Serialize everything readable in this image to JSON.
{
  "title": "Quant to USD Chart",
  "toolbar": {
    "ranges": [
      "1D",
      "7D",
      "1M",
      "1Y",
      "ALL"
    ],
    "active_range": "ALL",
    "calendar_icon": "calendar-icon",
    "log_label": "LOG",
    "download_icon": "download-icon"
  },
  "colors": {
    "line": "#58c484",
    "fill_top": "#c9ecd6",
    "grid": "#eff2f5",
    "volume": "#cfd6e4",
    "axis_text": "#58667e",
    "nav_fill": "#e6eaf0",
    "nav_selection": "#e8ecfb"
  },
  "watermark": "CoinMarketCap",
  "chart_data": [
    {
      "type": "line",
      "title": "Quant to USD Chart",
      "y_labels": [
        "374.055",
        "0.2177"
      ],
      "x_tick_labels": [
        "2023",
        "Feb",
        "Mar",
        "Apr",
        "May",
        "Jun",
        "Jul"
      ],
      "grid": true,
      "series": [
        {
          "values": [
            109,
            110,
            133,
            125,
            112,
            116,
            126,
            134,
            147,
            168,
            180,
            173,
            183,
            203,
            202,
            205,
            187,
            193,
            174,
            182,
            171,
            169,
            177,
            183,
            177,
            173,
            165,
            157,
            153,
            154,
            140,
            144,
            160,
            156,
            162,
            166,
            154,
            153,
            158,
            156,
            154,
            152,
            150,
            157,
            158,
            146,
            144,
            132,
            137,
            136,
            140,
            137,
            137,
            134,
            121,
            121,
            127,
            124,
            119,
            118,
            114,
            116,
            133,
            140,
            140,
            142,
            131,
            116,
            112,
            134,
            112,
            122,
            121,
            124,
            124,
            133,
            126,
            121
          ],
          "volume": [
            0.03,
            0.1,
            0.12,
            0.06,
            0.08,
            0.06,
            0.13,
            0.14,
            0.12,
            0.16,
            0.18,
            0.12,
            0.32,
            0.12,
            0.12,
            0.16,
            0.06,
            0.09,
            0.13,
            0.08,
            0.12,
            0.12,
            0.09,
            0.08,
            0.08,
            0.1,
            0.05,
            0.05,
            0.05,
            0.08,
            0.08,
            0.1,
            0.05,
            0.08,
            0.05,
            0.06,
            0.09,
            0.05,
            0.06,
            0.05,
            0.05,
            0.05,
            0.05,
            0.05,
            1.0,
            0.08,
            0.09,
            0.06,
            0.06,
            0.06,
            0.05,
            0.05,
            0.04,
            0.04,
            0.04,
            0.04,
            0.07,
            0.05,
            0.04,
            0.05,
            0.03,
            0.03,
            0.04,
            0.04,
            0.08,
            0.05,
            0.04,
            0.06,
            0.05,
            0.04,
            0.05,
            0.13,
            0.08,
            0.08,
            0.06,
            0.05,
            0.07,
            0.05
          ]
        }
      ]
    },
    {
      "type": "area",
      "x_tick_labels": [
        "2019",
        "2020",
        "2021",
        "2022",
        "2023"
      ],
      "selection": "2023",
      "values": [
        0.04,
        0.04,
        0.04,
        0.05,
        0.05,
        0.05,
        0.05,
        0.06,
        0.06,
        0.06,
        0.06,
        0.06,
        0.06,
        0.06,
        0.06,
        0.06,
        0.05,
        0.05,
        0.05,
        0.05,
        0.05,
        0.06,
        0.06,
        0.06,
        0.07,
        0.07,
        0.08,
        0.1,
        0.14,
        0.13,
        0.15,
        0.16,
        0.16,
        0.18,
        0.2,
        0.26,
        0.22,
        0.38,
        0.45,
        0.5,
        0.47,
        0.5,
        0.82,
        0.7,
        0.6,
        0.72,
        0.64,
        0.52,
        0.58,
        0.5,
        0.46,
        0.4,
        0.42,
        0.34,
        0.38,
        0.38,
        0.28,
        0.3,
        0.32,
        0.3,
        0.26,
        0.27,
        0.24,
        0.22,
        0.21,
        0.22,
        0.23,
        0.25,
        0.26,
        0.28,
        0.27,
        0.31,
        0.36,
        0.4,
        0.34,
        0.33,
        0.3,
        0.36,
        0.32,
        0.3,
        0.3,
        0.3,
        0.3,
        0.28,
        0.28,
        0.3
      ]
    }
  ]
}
++++++++++
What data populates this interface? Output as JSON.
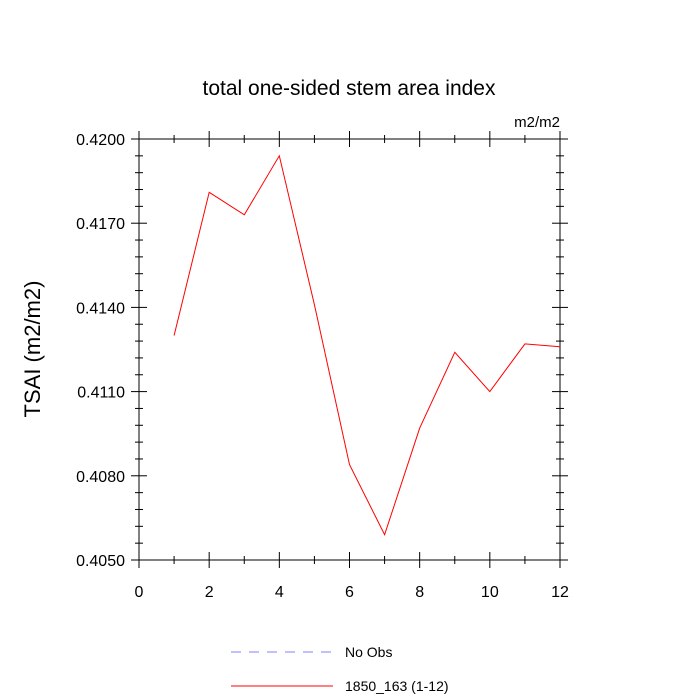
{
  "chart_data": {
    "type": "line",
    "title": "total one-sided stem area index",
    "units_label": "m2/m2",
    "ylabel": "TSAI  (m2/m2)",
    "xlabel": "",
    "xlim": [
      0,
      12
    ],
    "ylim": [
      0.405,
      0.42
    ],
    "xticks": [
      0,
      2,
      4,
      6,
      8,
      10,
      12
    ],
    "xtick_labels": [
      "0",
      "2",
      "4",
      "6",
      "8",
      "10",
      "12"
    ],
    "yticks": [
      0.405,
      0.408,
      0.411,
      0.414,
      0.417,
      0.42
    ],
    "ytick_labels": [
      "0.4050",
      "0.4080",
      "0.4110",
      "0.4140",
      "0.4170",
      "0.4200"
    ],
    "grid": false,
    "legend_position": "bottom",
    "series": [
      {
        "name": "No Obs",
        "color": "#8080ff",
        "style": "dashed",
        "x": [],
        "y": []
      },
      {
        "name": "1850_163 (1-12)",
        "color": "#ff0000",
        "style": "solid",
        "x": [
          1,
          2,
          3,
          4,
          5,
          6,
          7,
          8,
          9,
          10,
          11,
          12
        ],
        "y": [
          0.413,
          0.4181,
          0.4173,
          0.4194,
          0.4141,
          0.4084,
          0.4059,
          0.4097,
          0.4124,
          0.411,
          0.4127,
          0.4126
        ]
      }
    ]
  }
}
++++++++++
__Problem details__: Select, from the listing, all lines that include the word "this".

__Written reply__:
Serialize everything readable in this image to JSON.
What data populates this interface? Output as JSON.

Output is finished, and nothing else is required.